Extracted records
================================
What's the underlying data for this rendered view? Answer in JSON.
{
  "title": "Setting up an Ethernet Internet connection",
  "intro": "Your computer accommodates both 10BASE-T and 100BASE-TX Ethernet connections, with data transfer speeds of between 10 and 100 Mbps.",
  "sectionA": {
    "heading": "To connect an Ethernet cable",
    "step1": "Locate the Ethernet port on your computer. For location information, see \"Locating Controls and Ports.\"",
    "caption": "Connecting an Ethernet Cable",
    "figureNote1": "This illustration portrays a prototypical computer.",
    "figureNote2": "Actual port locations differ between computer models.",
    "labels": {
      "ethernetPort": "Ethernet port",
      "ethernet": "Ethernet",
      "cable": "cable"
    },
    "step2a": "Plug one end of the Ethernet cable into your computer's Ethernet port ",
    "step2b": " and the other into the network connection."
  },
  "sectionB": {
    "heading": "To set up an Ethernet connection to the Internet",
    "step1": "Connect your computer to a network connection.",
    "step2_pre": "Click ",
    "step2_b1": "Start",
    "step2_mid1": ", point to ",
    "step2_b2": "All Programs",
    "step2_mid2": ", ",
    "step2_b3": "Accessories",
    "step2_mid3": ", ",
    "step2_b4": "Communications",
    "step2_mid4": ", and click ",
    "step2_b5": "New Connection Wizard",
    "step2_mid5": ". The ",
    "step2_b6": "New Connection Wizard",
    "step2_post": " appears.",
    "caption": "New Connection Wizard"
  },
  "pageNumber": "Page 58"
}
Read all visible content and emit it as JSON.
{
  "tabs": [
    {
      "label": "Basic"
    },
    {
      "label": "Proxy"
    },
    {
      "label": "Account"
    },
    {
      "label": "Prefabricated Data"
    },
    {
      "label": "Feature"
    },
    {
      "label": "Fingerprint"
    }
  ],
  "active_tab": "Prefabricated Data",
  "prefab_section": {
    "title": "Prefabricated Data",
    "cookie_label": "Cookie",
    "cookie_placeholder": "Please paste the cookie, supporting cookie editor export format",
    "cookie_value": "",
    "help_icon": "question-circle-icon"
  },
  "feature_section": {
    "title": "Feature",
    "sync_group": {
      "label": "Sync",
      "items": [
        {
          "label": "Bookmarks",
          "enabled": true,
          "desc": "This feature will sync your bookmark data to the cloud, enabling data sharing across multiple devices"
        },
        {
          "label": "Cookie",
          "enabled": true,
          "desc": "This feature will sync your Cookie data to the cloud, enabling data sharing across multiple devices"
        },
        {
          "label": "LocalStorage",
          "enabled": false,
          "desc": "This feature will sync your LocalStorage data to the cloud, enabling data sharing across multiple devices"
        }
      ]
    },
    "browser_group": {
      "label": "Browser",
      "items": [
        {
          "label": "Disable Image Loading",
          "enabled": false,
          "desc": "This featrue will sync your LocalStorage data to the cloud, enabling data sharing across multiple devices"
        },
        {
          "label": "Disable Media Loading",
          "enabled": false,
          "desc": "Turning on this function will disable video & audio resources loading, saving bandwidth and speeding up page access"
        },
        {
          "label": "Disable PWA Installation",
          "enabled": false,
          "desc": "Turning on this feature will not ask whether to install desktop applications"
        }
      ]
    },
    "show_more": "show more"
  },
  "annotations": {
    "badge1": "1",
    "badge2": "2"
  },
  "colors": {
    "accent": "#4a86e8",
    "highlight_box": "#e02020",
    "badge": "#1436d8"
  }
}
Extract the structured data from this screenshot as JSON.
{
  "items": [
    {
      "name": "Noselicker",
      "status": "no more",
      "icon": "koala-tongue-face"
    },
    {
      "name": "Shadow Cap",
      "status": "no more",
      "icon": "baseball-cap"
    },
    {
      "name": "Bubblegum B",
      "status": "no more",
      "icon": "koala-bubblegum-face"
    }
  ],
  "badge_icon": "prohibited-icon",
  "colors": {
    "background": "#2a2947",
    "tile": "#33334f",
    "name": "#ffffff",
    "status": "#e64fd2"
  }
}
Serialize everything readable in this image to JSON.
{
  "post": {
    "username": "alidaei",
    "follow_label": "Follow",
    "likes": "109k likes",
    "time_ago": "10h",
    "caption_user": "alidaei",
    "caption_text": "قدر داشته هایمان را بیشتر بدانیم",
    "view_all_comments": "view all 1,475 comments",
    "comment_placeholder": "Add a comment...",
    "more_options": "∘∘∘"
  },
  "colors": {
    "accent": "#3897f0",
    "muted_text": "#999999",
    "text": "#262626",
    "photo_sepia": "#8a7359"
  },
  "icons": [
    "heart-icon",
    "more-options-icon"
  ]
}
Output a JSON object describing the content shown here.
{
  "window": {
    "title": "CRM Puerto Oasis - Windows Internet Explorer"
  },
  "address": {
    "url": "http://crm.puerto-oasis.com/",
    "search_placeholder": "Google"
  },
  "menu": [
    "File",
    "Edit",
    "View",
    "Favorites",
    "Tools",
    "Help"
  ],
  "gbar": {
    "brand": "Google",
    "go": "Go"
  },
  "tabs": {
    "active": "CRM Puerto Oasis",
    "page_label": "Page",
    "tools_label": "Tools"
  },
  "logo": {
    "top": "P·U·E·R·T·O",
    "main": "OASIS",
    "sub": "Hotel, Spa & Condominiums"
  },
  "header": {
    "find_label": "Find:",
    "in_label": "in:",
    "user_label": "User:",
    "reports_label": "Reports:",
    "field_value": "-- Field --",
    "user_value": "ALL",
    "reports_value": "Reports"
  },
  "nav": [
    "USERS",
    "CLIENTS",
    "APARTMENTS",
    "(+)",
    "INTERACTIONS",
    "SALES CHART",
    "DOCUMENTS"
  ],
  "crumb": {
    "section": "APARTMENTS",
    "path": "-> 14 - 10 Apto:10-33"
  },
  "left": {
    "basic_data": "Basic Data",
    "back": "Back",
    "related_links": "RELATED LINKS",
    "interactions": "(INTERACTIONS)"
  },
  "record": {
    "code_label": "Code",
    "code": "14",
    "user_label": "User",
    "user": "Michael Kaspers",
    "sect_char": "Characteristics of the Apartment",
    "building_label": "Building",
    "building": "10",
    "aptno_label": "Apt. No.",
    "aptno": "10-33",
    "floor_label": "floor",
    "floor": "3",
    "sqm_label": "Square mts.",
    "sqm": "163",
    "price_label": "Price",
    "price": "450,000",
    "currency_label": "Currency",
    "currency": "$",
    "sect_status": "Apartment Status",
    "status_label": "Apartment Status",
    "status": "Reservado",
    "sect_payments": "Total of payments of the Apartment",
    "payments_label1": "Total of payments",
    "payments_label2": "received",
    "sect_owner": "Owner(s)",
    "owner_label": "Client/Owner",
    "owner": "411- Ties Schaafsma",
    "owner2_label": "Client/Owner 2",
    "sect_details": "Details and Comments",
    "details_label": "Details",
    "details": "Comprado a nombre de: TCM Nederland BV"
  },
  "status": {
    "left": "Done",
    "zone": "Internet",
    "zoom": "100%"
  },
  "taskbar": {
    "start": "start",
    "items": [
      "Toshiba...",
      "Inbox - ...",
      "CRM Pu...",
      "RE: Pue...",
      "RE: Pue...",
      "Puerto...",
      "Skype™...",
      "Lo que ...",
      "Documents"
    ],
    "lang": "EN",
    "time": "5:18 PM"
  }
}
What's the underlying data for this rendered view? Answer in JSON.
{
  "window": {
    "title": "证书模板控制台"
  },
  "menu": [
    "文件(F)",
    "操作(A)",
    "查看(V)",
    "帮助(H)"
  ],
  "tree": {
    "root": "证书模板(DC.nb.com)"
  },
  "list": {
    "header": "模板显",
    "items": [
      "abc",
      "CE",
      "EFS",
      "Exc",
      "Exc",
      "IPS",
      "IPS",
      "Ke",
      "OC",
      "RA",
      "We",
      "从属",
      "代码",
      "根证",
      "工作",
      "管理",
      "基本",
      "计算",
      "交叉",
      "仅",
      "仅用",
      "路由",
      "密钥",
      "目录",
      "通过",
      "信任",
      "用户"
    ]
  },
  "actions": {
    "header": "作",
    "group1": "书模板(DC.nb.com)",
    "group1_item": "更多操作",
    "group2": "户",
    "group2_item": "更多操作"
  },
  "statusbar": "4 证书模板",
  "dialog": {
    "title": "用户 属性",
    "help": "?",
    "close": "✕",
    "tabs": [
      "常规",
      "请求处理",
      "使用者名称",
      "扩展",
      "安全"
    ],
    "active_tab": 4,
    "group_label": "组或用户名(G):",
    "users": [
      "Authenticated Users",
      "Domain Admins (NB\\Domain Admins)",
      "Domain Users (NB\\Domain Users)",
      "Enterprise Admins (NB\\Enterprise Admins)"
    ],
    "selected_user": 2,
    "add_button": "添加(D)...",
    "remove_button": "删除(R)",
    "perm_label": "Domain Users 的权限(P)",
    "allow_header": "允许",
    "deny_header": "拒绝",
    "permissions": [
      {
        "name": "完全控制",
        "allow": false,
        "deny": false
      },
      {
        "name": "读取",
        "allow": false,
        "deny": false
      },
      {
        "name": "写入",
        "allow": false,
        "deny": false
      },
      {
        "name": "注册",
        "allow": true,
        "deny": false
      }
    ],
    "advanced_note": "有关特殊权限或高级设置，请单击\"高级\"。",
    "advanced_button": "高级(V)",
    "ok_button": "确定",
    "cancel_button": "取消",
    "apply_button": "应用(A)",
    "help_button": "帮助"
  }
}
================================
## SET PROBLEM:
Where a line of the material above holds the string "koala", copy that line.

## SOLUTION TO THE EXERCISE:
      "icon": "koala-tongue-face"
      "icon": "koala-bubblegum-face"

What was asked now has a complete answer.